▶ Written task:
Find the lines that contain the word "business" and copy each one.

:::::

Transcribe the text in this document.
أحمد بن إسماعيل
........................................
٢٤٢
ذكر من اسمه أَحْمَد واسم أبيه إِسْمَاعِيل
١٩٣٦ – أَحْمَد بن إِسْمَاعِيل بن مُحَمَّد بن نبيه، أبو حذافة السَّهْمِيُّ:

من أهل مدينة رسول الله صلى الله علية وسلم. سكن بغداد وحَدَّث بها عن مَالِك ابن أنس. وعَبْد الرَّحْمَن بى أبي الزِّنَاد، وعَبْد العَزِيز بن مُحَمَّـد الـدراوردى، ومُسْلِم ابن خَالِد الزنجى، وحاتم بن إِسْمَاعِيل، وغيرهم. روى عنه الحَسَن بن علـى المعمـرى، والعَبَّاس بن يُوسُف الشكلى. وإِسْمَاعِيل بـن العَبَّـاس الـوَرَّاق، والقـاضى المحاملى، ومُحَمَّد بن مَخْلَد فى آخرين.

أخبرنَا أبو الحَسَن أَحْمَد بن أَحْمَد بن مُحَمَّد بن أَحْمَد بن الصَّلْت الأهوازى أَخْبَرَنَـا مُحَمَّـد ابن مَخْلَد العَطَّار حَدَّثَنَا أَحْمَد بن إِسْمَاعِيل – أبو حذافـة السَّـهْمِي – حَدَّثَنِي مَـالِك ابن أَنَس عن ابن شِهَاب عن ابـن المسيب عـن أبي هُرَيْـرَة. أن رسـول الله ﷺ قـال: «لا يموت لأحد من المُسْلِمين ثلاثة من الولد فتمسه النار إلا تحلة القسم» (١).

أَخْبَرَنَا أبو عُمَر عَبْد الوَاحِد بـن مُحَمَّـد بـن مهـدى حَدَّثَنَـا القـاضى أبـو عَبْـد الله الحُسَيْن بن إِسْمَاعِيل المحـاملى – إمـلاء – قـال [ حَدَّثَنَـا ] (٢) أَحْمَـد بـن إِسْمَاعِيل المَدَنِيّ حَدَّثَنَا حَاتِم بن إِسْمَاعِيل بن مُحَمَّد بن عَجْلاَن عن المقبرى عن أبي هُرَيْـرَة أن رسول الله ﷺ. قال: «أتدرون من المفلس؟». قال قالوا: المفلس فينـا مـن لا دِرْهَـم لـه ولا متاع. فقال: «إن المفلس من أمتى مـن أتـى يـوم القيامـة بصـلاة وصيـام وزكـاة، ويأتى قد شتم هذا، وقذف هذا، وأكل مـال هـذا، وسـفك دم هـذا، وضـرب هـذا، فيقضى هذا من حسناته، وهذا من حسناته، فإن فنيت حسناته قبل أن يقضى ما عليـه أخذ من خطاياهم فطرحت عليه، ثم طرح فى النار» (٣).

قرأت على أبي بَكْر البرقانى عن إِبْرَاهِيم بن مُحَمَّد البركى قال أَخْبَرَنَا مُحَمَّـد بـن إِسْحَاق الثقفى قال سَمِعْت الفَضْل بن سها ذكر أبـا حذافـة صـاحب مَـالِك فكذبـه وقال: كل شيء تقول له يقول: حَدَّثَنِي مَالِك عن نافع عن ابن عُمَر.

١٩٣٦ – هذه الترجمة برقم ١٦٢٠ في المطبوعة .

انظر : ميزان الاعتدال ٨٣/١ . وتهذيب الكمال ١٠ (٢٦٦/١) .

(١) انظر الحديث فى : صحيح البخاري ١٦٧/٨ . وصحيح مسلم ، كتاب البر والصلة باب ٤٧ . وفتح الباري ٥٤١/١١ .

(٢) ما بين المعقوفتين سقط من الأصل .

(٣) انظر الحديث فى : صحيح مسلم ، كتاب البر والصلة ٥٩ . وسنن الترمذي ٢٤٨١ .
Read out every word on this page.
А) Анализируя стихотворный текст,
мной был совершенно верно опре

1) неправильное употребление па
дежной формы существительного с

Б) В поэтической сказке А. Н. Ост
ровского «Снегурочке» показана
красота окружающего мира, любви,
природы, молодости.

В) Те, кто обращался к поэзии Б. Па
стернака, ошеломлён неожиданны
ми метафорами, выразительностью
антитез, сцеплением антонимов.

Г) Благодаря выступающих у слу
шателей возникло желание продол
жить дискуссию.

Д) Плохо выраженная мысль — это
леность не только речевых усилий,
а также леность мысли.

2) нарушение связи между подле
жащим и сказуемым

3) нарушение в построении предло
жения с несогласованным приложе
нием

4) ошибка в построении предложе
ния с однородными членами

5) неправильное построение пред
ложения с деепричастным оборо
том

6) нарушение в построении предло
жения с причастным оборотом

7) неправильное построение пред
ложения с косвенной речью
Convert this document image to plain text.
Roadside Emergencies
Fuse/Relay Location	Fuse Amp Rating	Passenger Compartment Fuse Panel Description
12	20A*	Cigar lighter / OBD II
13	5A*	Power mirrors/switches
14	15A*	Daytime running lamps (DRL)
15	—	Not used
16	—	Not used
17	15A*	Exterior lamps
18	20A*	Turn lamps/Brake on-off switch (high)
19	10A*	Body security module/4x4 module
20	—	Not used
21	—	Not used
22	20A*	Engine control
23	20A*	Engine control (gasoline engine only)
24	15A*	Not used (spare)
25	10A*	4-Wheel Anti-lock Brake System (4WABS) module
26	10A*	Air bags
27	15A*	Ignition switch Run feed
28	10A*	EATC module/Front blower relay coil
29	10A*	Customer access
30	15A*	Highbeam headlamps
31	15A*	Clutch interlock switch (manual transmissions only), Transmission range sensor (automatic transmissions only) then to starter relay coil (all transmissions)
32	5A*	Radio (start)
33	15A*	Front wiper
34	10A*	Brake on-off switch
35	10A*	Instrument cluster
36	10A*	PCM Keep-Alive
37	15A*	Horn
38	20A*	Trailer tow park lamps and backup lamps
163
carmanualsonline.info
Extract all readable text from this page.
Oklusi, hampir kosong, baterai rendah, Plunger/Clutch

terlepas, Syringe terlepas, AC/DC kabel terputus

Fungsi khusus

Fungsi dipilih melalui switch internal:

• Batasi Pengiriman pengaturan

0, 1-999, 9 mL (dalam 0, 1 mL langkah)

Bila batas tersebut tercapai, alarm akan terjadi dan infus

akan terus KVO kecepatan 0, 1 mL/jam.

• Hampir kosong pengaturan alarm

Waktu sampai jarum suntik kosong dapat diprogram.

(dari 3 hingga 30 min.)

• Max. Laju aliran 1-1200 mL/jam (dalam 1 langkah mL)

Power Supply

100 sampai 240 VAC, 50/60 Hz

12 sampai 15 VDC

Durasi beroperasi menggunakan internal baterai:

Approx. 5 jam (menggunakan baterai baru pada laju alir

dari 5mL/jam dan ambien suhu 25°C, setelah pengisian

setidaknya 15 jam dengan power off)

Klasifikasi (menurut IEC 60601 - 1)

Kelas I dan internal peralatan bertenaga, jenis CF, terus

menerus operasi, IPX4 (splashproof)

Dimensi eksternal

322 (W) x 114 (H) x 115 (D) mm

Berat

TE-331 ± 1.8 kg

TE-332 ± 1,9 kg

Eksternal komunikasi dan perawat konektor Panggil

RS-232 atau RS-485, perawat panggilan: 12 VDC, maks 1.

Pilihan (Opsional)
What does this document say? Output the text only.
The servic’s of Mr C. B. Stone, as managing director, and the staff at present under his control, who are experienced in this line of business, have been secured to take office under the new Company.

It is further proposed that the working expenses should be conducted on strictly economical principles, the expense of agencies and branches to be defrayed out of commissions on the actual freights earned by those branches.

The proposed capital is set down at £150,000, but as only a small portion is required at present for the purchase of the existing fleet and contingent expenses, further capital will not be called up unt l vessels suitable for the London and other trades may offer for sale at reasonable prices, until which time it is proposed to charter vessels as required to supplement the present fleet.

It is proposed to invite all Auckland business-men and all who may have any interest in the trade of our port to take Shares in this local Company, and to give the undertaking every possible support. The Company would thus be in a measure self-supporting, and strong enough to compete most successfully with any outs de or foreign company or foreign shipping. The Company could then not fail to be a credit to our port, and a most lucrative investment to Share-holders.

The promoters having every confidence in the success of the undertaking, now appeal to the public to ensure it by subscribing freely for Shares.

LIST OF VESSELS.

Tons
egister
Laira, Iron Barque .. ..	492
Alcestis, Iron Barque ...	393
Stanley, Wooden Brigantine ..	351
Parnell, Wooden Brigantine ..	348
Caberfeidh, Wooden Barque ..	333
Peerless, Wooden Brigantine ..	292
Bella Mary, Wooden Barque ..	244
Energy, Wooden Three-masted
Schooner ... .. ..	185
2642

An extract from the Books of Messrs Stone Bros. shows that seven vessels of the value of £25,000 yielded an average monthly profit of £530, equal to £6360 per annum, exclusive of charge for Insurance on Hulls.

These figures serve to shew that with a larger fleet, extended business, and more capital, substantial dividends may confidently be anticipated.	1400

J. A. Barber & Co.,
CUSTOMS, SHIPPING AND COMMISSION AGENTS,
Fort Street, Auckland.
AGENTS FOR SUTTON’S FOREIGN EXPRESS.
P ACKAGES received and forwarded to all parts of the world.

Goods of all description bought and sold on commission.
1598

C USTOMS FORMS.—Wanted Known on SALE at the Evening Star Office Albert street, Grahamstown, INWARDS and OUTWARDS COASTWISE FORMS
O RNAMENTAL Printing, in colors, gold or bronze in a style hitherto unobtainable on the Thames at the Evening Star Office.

:::::

▶ Solution to this task:
The servic’s of Mr C. B. Stone, as managing director, and the staff at present under his control, who are experienced in this line of business, have been secured to take office under the new Company.
It is proposed to invite all Auckland business-men and all who may have any interest in the trade of our port to take Shares in this local Company, and to give the undertaking every possible support. The Company would thus be in a measure self-supporting, and strong enough to compete most successfully with any outs de or foreign company or foreign shipping. The Company could then not fail to be a credit to our port, and a most lucrative investment to Share-holders.
These figures serve to shew that with a larger fleet, extended business, and more capital, substantial dividends may confidently be anticipated.	1400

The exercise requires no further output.